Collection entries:
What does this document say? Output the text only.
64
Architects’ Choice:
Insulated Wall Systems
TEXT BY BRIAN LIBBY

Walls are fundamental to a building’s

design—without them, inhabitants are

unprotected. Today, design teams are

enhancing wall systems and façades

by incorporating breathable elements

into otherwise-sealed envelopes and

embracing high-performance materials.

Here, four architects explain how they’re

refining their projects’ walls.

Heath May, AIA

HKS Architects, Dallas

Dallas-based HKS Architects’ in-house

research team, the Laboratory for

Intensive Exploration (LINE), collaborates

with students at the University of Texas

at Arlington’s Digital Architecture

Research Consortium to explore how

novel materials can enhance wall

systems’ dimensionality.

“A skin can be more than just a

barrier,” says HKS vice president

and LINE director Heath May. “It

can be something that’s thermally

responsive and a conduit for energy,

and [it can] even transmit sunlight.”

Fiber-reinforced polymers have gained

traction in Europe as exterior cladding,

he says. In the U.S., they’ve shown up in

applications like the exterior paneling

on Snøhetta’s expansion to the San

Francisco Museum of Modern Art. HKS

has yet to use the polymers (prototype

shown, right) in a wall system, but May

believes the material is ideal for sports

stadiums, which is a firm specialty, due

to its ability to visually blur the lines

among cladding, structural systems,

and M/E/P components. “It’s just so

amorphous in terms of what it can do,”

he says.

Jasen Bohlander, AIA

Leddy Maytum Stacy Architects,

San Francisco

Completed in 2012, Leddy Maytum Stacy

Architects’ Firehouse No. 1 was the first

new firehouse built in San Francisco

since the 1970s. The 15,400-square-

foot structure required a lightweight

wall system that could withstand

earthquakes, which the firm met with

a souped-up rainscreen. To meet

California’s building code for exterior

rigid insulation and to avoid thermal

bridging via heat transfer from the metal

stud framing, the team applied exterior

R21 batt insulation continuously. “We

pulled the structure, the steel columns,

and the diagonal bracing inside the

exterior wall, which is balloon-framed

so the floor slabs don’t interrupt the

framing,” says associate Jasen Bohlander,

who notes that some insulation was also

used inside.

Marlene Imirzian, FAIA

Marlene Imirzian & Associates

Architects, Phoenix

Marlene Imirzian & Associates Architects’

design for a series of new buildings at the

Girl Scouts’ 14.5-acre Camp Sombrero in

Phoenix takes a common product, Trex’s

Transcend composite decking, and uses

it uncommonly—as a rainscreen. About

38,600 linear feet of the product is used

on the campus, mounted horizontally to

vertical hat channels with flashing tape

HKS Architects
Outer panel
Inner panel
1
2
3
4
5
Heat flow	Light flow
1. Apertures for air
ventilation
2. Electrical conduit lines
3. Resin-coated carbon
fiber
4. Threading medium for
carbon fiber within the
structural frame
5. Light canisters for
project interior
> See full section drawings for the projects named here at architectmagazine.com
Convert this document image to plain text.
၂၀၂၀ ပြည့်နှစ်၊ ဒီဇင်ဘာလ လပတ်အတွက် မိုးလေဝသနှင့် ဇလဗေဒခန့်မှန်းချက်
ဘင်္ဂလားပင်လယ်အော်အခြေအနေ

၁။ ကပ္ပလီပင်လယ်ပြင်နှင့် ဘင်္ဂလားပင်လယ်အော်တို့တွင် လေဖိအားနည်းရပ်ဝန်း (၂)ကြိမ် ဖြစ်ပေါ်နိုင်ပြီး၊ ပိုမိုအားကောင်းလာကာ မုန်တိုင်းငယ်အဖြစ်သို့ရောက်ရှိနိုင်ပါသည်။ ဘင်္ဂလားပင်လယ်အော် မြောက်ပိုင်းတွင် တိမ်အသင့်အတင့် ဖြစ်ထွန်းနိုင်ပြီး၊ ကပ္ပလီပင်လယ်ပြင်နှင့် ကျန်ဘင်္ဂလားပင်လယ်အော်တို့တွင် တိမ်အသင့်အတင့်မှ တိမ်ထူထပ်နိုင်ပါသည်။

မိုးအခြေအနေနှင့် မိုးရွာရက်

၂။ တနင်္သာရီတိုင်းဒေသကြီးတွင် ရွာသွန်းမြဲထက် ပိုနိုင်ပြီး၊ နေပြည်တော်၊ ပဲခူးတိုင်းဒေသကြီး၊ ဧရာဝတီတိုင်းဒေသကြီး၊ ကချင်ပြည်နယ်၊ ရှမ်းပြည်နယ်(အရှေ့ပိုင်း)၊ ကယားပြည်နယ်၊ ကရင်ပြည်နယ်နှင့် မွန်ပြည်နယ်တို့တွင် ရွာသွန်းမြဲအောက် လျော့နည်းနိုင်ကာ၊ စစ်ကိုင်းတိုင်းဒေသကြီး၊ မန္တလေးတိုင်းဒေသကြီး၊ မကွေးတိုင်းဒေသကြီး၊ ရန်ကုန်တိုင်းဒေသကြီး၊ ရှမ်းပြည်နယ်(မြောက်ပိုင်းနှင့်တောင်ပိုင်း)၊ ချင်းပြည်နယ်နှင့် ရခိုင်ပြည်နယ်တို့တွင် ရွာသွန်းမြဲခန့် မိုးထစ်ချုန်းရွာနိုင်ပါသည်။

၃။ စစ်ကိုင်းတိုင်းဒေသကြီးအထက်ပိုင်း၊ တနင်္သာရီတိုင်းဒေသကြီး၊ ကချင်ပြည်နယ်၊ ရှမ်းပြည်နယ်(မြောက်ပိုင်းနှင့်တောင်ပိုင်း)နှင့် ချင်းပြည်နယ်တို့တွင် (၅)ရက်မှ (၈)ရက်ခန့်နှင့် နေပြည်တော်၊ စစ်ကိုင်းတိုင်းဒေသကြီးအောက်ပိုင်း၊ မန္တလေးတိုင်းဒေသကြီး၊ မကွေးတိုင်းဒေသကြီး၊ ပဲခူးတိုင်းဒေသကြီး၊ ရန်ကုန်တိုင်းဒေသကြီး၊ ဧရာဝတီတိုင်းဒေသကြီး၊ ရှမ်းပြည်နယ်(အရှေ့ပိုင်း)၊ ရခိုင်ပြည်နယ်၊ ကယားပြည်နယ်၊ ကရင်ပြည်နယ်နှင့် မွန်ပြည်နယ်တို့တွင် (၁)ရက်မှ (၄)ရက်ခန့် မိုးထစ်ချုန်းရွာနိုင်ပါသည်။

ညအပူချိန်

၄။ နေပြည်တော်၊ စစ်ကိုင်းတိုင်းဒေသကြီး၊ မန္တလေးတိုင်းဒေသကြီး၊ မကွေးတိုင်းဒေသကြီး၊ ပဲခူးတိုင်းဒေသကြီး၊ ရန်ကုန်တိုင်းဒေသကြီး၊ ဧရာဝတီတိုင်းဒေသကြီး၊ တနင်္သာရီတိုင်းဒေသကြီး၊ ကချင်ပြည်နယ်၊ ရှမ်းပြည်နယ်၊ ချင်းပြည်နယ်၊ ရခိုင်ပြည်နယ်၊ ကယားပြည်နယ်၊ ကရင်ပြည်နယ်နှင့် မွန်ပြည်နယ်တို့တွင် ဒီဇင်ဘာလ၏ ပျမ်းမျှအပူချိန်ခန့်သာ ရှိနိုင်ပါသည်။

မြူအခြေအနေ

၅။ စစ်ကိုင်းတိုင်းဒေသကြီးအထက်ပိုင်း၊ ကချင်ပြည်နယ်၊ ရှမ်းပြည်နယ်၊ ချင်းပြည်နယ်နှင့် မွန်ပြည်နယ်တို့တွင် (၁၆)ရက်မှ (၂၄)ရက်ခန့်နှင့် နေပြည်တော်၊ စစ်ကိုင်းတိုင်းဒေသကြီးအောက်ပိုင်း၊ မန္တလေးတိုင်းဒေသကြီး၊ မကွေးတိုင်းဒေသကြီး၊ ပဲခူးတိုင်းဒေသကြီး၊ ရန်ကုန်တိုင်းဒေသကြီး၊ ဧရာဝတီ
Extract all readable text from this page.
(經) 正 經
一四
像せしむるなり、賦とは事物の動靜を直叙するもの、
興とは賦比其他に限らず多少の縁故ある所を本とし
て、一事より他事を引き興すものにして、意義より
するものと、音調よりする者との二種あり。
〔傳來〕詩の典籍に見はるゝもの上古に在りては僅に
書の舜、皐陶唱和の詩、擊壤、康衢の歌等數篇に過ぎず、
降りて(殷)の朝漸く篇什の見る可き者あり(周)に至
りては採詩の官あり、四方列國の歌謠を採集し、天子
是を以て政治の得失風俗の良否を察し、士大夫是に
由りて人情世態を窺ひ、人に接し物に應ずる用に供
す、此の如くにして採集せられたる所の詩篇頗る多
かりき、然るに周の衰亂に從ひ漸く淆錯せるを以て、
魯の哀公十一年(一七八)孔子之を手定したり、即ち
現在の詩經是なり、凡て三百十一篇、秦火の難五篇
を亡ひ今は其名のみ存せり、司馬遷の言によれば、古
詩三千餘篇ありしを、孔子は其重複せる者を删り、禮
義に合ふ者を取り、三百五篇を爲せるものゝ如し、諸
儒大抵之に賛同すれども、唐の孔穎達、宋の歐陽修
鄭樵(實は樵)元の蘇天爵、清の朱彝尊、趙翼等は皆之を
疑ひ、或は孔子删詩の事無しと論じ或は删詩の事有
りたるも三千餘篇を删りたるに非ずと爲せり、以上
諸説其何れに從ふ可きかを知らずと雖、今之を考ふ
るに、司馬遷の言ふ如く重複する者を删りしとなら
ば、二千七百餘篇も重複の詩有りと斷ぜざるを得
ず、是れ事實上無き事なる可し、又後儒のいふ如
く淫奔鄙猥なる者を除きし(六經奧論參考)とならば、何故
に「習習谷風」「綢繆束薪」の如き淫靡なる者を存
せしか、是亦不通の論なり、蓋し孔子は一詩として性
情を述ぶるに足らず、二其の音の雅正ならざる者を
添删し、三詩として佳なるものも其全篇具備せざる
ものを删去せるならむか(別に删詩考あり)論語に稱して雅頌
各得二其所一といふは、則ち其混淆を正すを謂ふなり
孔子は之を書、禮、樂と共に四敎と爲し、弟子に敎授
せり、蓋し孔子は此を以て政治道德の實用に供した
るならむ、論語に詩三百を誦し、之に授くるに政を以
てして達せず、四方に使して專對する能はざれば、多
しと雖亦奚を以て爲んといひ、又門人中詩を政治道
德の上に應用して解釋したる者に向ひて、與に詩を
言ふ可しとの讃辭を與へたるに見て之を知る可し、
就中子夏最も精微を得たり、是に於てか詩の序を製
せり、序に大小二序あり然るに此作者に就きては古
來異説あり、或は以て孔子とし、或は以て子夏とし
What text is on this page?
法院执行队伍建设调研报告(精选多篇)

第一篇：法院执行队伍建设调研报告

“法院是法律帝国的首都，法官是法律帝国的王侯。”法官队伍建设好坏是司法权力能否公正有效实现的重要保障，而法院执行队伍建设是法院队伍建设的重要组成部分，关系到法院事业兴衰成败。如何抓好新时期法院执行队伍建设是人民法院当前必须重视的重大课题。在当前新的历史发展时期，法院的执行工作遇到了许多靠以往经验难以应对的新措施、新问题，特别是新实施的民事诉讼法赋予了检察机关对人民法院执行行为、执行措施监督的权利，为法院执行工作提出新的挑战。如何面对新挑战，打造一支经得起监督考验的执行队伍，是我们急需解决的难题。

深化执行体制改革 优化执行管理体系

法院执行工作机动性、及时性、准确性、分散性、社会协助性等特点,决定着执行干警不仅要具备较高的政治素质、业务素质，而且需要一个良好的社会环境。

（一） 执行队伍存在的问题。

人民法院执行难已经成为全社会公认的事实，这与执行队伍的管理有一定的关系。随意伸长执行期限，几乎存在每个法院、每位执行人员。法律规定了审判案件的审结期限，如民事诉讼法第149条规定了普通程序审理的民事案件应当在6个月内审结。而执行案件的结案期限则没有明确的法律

**Directive:**
In the entries above, find the line containing "Extract all readable text from this page.". Set down that line and every line after it through the last one, exactly and alone.

**Exercise output:**
Extract all readable text from this page.
(經) 正 經
一四
像せしむるなり、賦とは事物の動靜を直叙するもの、
興とは賦比其他に限らず多少の縁故ある所を本とし
て、一事より他事を引き興すものにして、意義より
するものと、音調よりする者との二種あり。
〔傳來〕詩の典籍に見はるゝもの上古に在りては僅に
書の舜、皐陶唱和の詩、擊壤、康衢の歌等數篇に過ぎず、
降りて(殷)の朝漸く篇什の見る可き者あり(周)に至
りては採詩の官あり、四方列國の歌謠を採集し、天子
是を以て政治の得失風俗の良否を察し、士大夫是に
由りて人情世態を窺ひ、人に接し物に應ずる用に供
す、此の如くにして採集せられたる所の詩篇頗る多
かりき、然るに周の衰亂に從ひ漸く淆錯せるを以て、
魯の哀公十一年(一七八)孔子之を手定したり、即ち
現在の詩經是なり、凡て三百十一篇、秦火の難五篇
を亡ひ今は其名のみ存せり、司馬遷の言によれば、古
詩三千餘篇ありしを、孔子は其重複せる者を删り、禮
義に合ふ者を取り、三百五篇を爲せるものゝ如し、諸
儒大抵之に賛同すれども、唐の孔穎達、宋の歐陽修
鄭樵(實は樵)元の蘇天爵、清の朱彝尊、趙翼等は皆之を
疑ひ、或は孔子删詩の事無しと論じ或は删詩の事有
りたるも三千餘篇を删りたるに非ずと爲せり、以上
諸説其何れに從ふ可きかを知らずと雖、今之を考ふ
るに、司馬遷の言ふ如く重複する者を删りしとなら
ば、二千七百餘篇も重複の詩有りと斷ぜざるを得
ず、是れ事實上無き事なる可し、又後儒のいふ如
く淫奔鄙猥なる者を除きし(六經奧論參考)とならば、何故
に「習習谷風」「綢繆束薪」の如き淫靡なる者を存
せしか、是亦不通の論なり、蓋し孔子は一詩として性
情を述ぶるに足らず、二其の音の雅正ならざる者を
添删し、三詩として佳なるものも其全篇具備せざる
ものを删去せるならむか(別に删詩考あり)論語に稱して雅頌
各得二其所一といふは、則ち其混淆を正すを謂ふなり
孔子は之を書、禮、樂と共に四敎と爲し、弟子に敎授
せり、蓋し孔子は此を以て政治道德の實用に供した
るならむ、論語に詩三百を誦し、之に授くるに政を以
てして達せず、四方に使して專對する能はざれば、多
しと雖亦奚を以て爲んといひ、又門人中詩を政治道
德の上に應用して解釋したる者に向ひて、與に詩を
言ふ可しとの讃辭を與へたるに見て之を知る可し、
就中子夏最も精微を得たり、是に於てか詩の序を製
せり、序に大小二序あり然るに此作者に就きては古
來異説あり、或は以て孔子とし、或は以て子夏とし
What text is on this page?
法院执行队伍建设调研报告(精选多篇)

第一篇：法院执行队伍建设调研报告

“法院是法律帝国的首都，法官是法律帝国的王侯。”法官队伍建设好坏是司法权力能否公正有效实现的重要保障，而法院执行队伍建设是法院队伍建设的重要组成部分，关系到法院事业兴衰成败。如何抓好新时期法院执行队伍建设是人民法院当前必须重视的重大课题。在当前新的历史发展时期，法院的执行工作遇到了许多靠以往经验难以应对的新措施、新问题，特别是新实施的民事诉讼法赋予了检察机关对人民法院执行行为、执行措施监督的权利，为法院执行工作提出新的挑战。如何面对新挑战，打造一支经得起监督考验的执行队伍，是我们急需解决的难题。

深化执行体制改革 优化执行管理体系

法院执行工作机动性、及时性、准确性、分散性、社会协助性等特点,决定着执行干警不仅要具备较高的政治素质、业务素质，而且需要一个良好的社会环境。

（一） 执行队伍存在的问题。

人民法院执行难已经成为全社会公认的事实，这与执行队伍的管理有一定的关系。随意伸长执行期限，几乎存在每个法院、每位执行人员。法律规定了审判案件的审结期限，如民事诉讼法第149条规定了普通程序审理的民事案件应当在6个月内审结。而执行案件的结案期限则没有明确的法律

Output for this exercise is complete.